→ **What is expected**
Would you output the whole listing below, exactly as it reads?

(Stored data)
-*-*-
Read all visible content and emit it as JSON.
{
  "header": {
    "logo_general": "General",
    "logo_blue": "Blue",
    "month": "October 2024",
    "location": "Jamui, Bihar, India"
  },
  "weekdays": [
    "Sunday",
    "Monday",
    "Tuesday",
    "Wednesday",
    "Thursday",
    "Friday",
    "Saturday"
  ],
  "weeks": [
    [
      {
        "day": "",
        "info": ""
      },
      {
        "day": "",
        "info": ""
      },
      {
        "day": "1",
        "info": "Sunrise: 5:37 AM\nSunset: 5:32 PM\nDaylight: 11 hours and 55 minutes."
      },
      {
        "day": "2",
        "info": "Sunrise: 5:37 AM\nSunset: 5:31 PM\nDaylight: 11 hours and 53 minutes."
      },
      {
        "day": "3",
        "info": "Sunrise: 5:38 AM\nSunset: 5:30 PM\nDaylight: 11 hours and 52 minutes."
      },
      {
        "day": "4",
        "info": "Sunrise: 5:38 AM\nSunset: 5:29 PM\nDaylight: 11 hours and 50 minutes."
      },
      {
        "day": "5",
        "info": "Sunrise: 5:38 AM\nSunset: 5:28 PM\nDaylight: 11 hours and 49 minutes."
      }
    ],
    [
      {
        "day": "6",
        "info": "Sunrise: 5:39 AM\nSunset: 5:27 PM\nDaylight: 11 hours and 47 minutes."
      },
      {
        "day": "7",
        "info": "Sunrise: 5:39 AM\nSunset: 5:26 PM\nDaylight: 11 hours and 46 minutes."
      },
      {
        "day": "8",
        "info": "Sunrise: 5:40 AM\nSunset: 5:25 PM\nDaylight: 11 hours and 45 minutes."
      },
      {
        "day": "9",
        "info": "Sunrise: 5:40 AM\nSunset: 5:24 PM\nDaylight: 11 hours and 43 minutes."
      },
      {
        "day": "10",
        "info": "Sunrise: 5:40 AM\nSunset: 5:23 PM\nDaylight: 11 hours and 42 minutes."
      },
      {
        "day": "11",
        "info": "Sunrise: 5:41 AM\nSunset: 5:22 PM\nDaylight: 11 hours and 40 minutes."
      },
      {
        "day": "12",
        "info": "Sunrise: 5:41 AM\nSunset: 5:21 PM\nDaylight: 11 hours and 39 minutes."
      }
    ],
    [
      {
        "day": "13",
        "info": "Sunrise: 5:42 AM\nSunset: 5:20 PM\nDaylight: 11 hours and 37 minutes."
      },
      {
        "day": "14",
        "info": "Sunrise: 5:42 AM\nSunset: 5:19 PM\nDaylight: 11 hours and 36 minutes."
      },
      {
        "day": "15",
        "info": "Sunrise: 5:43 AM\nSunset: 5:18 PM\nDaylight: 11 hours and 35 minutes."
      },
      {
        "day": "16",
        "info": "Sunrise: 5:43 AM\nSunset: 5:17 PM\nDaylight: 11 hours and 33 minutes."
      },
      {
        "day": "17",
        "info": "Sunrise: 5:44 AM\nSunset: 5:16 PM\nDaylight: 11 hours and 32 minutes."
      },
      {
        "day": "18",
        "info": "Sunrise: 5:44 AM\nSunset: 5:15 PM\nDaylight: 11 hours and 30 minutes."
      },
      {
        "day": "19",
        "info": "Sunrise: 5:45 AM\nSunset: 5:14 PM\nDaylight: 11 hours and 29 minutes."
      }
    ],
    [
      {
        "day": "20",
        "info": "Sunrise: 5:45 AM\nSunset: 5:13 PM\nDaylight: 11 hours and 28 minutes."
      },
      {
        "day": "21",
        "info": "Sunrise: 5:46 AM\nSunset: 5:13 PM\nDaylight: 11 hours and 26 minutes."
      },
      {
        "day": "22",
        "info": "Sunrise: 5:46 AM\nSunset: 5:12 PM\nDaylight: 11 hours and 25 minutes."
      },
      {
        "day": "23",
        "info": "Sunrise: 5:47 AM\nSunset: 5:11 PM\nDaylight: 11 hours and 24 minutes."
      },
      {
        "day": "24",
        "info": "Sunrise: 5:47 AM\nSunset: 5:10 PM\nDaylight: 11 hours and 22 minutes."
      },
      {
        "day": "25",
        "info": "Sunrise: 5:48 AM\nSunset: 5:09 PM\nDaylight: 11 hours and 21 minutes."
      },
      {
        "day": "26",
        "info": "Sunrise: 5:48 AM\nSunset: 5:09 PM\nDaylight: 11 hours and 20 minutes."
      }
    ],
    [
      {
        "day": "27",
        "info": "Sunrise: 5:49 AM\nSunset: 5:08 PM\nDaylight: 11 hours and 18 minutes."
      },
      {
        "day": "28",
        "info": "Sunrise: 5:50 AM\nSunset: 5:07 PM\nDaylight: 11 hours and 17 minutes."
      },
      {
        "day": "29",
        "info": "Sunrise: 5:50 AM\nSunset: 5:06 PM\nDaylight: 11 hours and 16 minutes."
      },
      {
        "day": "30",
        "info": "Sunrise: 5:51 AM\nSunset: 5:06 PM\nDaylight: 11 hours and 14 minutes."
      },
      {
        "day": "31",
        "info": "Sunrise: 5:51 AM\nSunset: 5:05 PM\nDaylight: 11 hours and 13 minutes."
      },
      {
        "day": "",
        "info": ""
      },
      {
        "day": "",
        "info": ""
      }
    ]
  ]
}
-*-*-
→ **Solution**
Read all visible content and emit it as JSON.
{
  "header": {
    "logo_general": "General",
    "logo_blue": "Blue",
    "month": "October 2024",
    "location": "Jamui, Bihar, India"
  },
  "weekdays": [
    "Sunday",
    "Monday",
    "Tuesday",
    "Wednesday",
    "Thursday",
    "Friday",
    "Saturday"
  ],
  "weeks": [
    [
      {
        "day": "",
        "info": ""
      },
      {
        "day": "",
        "info": ""
      },
      {
        "day": "1",
        "info": "Sunrise: 5:37 AM\nSunset: 5:32 PM\nDaylight: 11 hours and 55 minutes."
      },
      {
        "day": "2",
        "info": "Sunrise: 5:37 AM\nSunset: 5:31 PM\nDaylight: 11 hours and 53 minutes."
      },
      {
        "day": "3",
        "info": "Sunrise: 5:38 AM\nSunset: 5:30 PM\nDaylight: 11 hours and 52 minutes."
      },
      {
        "day": "4",
        "info": "Sunrise: 5:38 AM\nSunset: 5:29 PM\nDaylight: 11 hours and 50 minutes."
      },
      {
        "day": "5",
        "info": "Sunrise: 5:38 AM\nSunset: 5:28 PM\nDaylight: 11 hours and 49 minutes."
      }
    ],
    [
      {
        "day": "6",
        "info": "Sunrise: 5:39 AM\nSunset: 5:27 PM\nDaylight: 11 hours and 47 minutes."
      },
      {
        "day": "7",
        "info": "Sunrise: 5:39 AM\nSunset: 5:26 PM\nDaylight: 11 hours and 46 minutes."
      },
      {
        "day": "8",
        "info": "Sunrise: 5:40 AM\nSunset: 5:25 PM\nDaylight: 11 hours and 45 minutes."
      },
      {
        "day": "9",
        "info": "Sunrise: 5:40 AM\nSunset: 5:24 PM\nDaylight: 11 hours and 43 minutes."
      },
      {
        "day": "10",
        "info": "Sunrise: 5:40 AM\nSunset: 5:23 PM\nDaylight: 11 hours and 42 minutes."
      },
      {
        "day": "11",
        "info": "Sunrise: 5:41 AM\nSunset: 5:22 PM\nDaylight: 11 hours and 40 minutes."
      },
      {
        "day": "12",
        "info": "Sunrise: 5:41 AM\nSunset: 5:21 PM\nDaylight: 11 hours and 39 minutes."
      }
    ],
    [
      {
        "day": "13",
        "info": "Sunrise: 5:42 AM\nSunset: 5:20 PM\nDaylight: 11 hours and 37 minutes."
      },
      {
        "day": "14",
        "info": "Sunrise: 5:42 AM\nSunset: 5:19 PM\nDaylight: 11 hours and 36 minutes."
      },
      {
        "day": "15",
        "info": "Sunrise: 5:43 AM\nSunset: 5:18 PM\nDaylight: 11 hours and 35 minutes."
      },
      {
        "day": "16",
        "info": "Sunrise: 5:43 AM\nSunset: 5:17 PM\nDaylight: 11 hours and 33 minutes."
      },
      {
        "day": "17",
        "info": "Sunrise: 5:44 AM\nSunset: 5:16 PM\nDaylight: 11 hours and 32 minutes."
      },
      {
        "day": "18",
        "info": "Sunrise: 5:44 AM\nSunset: 5:15 PM\nDaylight: 11 hours and 30 minutes."
      },
      {
        "day": "19",
        "info": "Sunrise: 5:45 AM\nSunset: 5:14 PM\nDaylight: 11 hours and 29 minutes."
      }
    ],
    [
      {
        "day": "20",
        "info": "Sunrise: 5:45 AM\nSunset: 5:13 PM\nDaylight: 11 hours and 28 minutes."
      },
      {
        "day": "21",
        "info": "Sunrise: 5:46 AM\nSunset: 5:13 PM\nDaylight: 11 hours and 26 minutes."
      },
      {
        "day": "22",
        "info": "Sunrise: 5:46 AM\nSunset: 5:12 PM\nDaylight: 11 hours and 25 minutes."
      },
      {
        "day": "23",
        "info": "Sunrise: 5:47 AM\nSunset: 5:11 PM\nDaylight: 11 hours and 24 minutes."
      },
      {
        "day": "24",
        "info": "Sunrise: 5:47 AM\nSunset: 5:10 PM\nDaylight: 11 hours and 22 minutes."
      },
      {
        "day": "25",
        "info": "Sunrise: 5:48 AM\nSunset: 5:09 PM\nDaylight: 11 hours and 21 minutes."
      },
      {
        "day": "26",
        "info": "Sunrise: 5:48 AM\nSunset: 5:09 PM\nDaylight: 11 hours and 20 minutes."
      }
    ],
    [
      {
        "day": "27",
        "info": "Sunrise: 5:49 AM\nSunset: 5:08 PM\nDaylight: 11 hours and 18 minutes."
      },
      {
        "day": "28",
        "info": "Sunrise: 5:50 AM\nSunset: 5:07 PM\nDaylight: 11 hours and 17 minutes."
      },
      {
        "day": "29",
        "info": "Sunrise: 5:50 AM\nSunset: 5:06 PM\nDaylight: 11 hours and 16 minutes."
      },
      {
        "day": "30",
        "info": "Sunrise: 5:51 AM\nSunset: 5:06 PM\nDaylight: 11 hours and 14 minutes."
      },
      {
        "day": "31",
        "info": "Sunrise: 5:51 AM\nSunset: 5:05 PM\nDaylight: 11 hours and 13 minutes."
      },
      {
        "day": "",
        "info": ""
      },
      {
        "day": "",
        "info": ""
      }
    ]
  ]
}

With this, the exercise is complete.